WHAT THE TASK ASKS: Without altering anything, output the material below.
>> START MATERIAL FOR THIS TASK
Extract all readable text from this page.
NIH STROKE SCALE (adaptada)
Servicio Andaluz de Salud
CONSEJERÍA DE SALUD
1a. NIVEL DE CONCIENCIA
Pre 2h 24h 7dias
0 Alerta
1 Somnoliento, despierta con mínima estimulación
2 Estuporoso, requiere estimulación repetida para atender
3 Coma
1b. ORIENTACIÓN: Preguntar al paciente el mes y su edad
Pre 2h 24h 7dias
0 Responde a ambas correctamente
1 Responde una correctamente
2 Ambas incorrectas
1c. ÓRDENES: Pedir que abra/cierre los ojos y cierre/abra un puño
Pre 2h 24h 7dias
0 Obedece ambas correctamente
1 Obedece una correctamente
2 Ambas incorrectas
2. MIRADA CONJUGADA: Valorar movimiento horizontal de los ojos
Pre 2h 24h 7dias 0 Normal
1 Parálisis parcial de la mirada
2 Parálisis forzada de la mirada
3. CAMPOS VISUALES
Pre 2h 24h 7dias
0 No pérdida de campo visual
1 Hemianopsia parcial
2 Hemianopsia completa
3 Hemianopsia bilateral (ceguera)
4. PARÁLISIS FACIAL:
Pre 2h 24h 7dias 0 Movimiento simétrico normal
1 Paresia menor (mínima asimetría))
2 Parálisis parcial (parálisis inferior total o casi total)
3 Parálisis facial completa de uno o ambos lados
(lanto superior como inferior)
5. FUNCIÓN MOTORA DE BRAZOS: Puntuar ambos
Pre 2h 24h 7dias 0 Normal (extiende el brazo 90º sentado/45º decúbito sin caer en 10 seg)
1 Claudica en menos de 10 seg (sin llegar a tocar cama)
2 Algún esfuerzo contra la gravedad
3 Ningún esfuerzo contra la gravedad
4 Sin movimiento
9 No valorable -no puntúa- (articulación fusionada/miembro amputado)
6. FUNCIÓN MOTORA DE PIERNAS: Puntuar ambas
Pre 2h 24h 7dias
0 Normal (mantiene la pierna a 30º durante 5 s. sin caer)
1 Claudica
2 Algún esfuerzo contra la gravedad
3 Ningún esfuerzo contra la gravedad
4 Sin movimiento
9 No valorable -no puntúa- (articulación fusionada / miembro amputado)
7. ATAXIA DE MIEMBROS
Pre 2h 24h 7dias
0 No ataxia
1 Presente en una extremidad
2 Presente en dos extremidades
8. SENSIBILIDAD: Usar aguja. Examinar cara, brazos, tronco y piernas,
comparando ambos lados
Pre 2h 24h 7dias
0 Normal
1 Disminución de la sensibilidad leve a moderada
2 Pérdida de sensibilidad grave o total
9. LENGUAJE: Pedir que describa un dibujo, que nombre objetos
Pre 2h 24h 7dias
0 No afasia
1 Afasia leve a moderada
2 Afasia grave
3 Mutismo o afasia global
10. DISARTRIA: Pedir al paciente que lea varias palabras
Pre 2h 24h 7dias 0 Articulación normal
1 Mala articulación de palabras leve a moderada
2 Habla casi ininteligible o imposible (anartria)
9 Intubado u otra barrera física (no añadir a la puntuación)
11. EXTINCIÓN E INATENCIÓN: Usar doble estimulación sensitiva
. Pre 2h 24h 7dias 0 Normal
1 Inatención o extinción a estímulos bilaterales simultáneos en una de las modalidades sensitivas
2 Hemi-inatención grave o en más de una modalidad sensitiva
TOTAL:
>> END MATERIAL FOR THIS TASK
FINISHED ANSWER:
Extract all readable text from this page.
NIH STROKE SCALE (adaptada)
Servicio Andaluz de Salud
CONSEJERÍA DE SALUD
1a. NIVEL DE CONCIENCIA
Pre 2h 24h 7dias
0 Alerta
1 Somnoliento, despierta con mínima estimulación
2 Estuporoso, requiere estimulación repetida para atender
3 Coma
1b. ORIENTACIÓN: Preguntar al paciente el mes y su edad
Pre 2h 24h 7dias
0 Responde a ambas correctamente
1 Responde una correctamente
2 Ambas incorrectas
1c. ÓRDENES: Pedir que abra/cierre los ojos y cierre/abra un puño
Pre 2h 24h 7dias
0 Obedece ambas correctamente
1 Obedece una correctamente
2 Ambas incorrectas
2. MIRADA CONJUGADA: Valorar movimiento horizontal de los ojos
Pre 2h 24h 7dias 0 Normal
1 Parálisis parcial de la mirada
2 Parálisis forzada de la mirada
3. CAMPOS VISUALES
Pre 2h 24h 7dias
0 No pérdida de campo visual
1 Hemianopsia parcial
2 Hemianopsia completa
3 Hemianopsia bilateral (ceguera)
4. PARÁLISIS FACIAL:
Pre 2h 24h 7dias 0 Movimiento simétrico normal
1 Paresia menor (mínima asimetría))
2 Parálisis parcial (parálisis inferior total o casi total)
3 Parálisis facial completa de uno o ambos lados
(lanto superior como inferior)
5. FUNCIÓN MOTORA DE BRAZOS: Puntuar ambos
Pre 2h 24h 7dias 0 Normal (extiende el brazo 90º sentado/45º decúbito sin caer en 10 seg)
1 Claudica en menos de 10 seg (sin llegar a tocar cama)
2 Algún esfuerzo contra la gravedad
3 Ningún esfuerzo contra la gravedad
4 Sin movimiento
9 No valorable -no puntúa- (articulación fusionada/miembro amputado)
6. FUNCIÓN MOTORA DE PIERNAS: Puntuar ambas
Pre 2h 24h 7dias
0 Normal (mantiene la pierna a 30º durante 5 s. sin caer)
1 Claudica
2 Algún esfuerzo contra la gravedad
3 Ningún esfuerzo contra la gravedad
4 Sin movimiento
9 No valorable -no puntúa- (articulación fusionada / miembro amputado)
7. ATAXIA DE MIEMBROS
Pre 2h 24h 7dias
0 No ataxia
1 Presente en una extremidad
2 Presente en dos extremidades
8. SENSIBILIDAD: Usar aguja. Examinar cara, brazos, tronco y piernas,
comparando ambos lados
Pre 2h 24h 7dias
0 Normal
1 Disminución de la sensibilidad leve a moderada
2 Pérdida de sensibilidad grave o total
9. LENGUAJE: Pedir que describa un dibujo, que nombre objetos
Pre 2h 24h 7dias
0 No afasia
1 Afasia leve a moderada
2 Afasia grave
3 Mutismo o afasia global
10. DISARTRIA: Pedir al paciente que lea varias palabras
Pre 2h 24h 7dias 0 Articulación normal
1 Mala articulación de palabras leve a moderada
2 Habla casi ininteligible o imposible (anartria)
9 Intubado u otra barrera física (no añadir a la puntuación)
11. EXTINCIÓN E INATENCIÓN: Usar doble estimulación sensitiva
. Pre 2h 24h 7dias 0 Normal
1 Inatención o extinción a estímulos bilaterales simultáneos en una de las modalidades sensitivas
2 Hemi-inatención grave o en más de una modalidad sensitiva
TOTAL:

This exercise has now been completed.